Goal of the exercise – Every record below should be transcribed exactly. Omit the images.

::: Given records

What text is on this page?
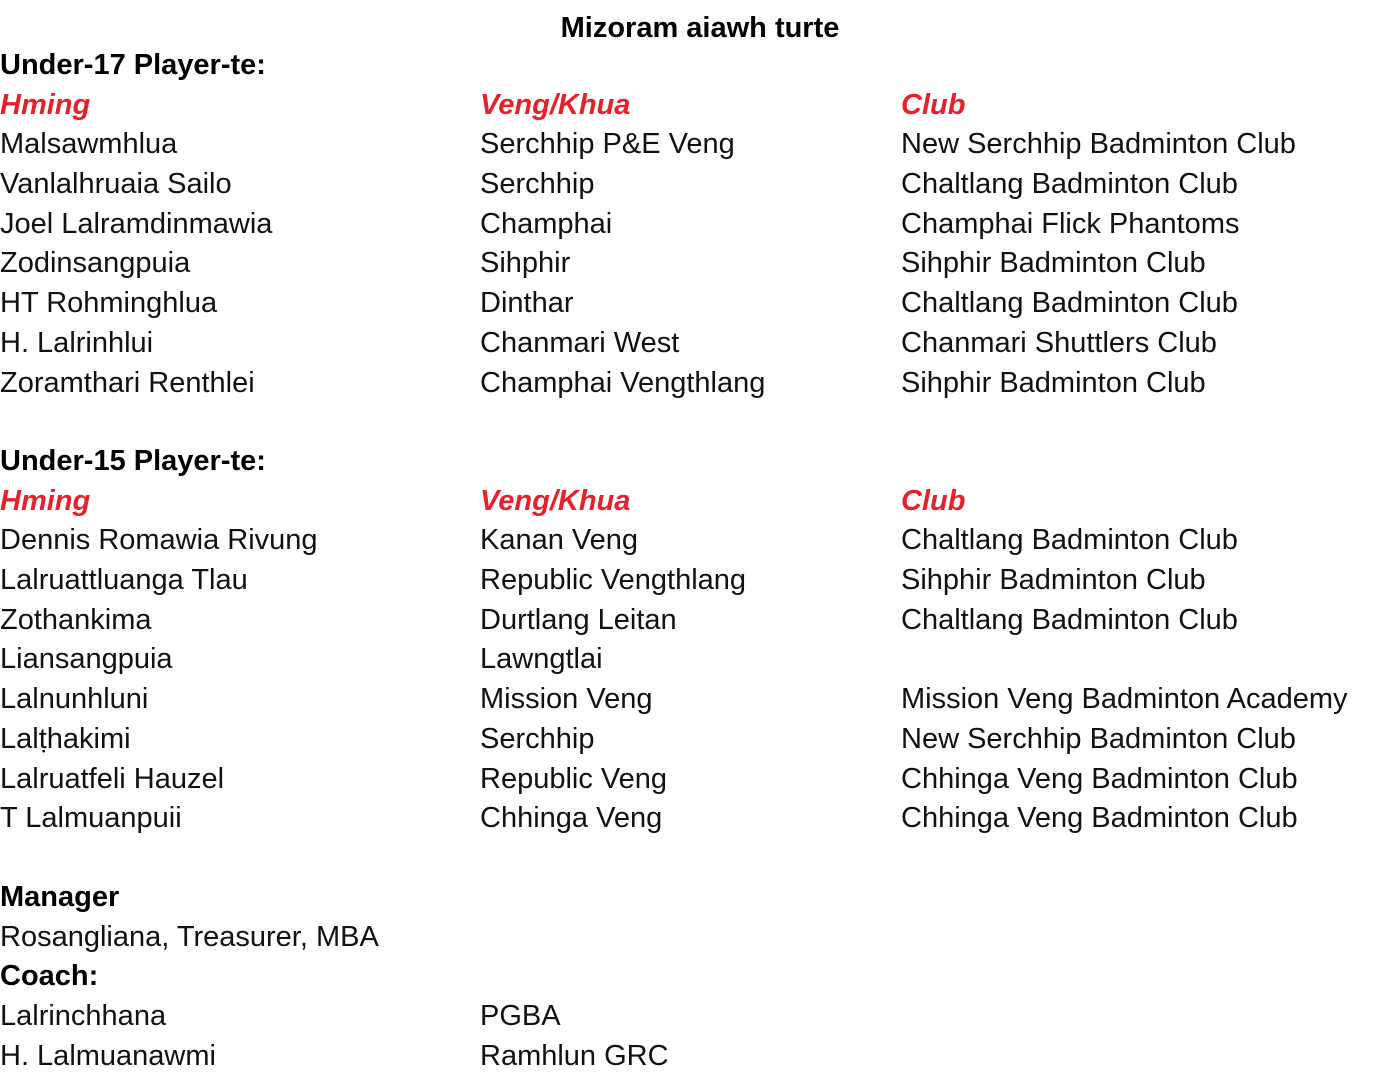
Mizoram aiawh turte
Under-17 Player-te:
Hming	Veng/Khua	Club
Malsawmhlua	Serchhip P&E Veng	New Serchhip Badminton Club
Vanlalhruaia Sailo	Serchhip	Chaltlang Badminton Club
Joel Lalramdinmawia	Champhai	Champhai Flick Phantoms
Zodinsangpuia	Sihphir	Sihphir Badminton Club
HT Rohminghlua	Dinthar	Chaltlang Badminton Club
H. Lalrinhlui	Chanmari West	Chanmari Shuttlers Club
Zoramthari Renthlei	Champhai Vengthlang	Sihphir Badminton Club
Under-15 Player-te:
Hming	Veng/Khua	Club
Dennis Romawia Rivung	Kanan Veng	Chaltlang Badminton Club
Lalruattluanga Tlau	Republic Vengthlang	Sihphir Badminton Club
Zothankima	Durtlang Leitan	Chaltlang Badminton Club
Liansangpuia	Lawngtlai
Lalnunhluni	Mission Veng	Mission Veng Badminton Academy
Lalṭhakimi	Serchhip	New Serchhip Badminton Club
Lalruatfeli Hauzel	Republic Veng	Chhinga Veng Badminton Club
T Lalmuanpuii	Chhinga Veng	Chhinga Veng Badminton Club
Manager
Rosangliana, Treasurer, MBA
Coach:
Lalrinchhana	PGBA
H. Lalmuanawmi	Ramhlun GRC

::::::

The response –
What text is on this page?
Mizoram aiawh turte
Under-17 Player-te:
Hming	Veng/Khua	Club
Malsawmhlua	Serchhip P&E Veng	New Serchhip Badminton Club
Vanlalhruaia Sailo	Serchhip	Chaltlang Badminton Club
Joel Lalramdinmawia	Champhai	Champhai Flick Phantoms
Zodinsangpuia	Sihphir	Sihphir Badminton Club
HT Rohminghlua	Dinthar	Chaltlang Badminton Club
H. Lalrinhlui	Chanmari West	Chanmari Shuttlers Club
Zoramthari Renthlei	Champhai Vengthlang	Sihphir Badminton Club
Under-15 Player-te:
Hming	Veng/Khua	Club
Dennis Romawia Rivung	Kanan Veng	Chaltlang Badminton Club
Lalruattluanga Tlau	Republic Vengthlang	Sihphir Badminton Club
Zothankima	Durtlang Leitan	Chaltlang Badminton Club
Liansangpuia	Lawngtlai
Lalnunhluni	Mission Veng	Mission Veng Badminton Academy
Lalṭhakimi	Serchhip	New Serchhip Badminton Club
Lalruatfeli Hauzel	Republic Veng	Chhinga Veng Badminton Club
T Lalmuanpuii	Chhinga Veng	Chhinga Veng Badminton Club
Manager
Rosangliana, Treasurer, MBA
Coach:
Lalrinchhana	PGBA
H. Lalmuanawmi	Ramhlun GRC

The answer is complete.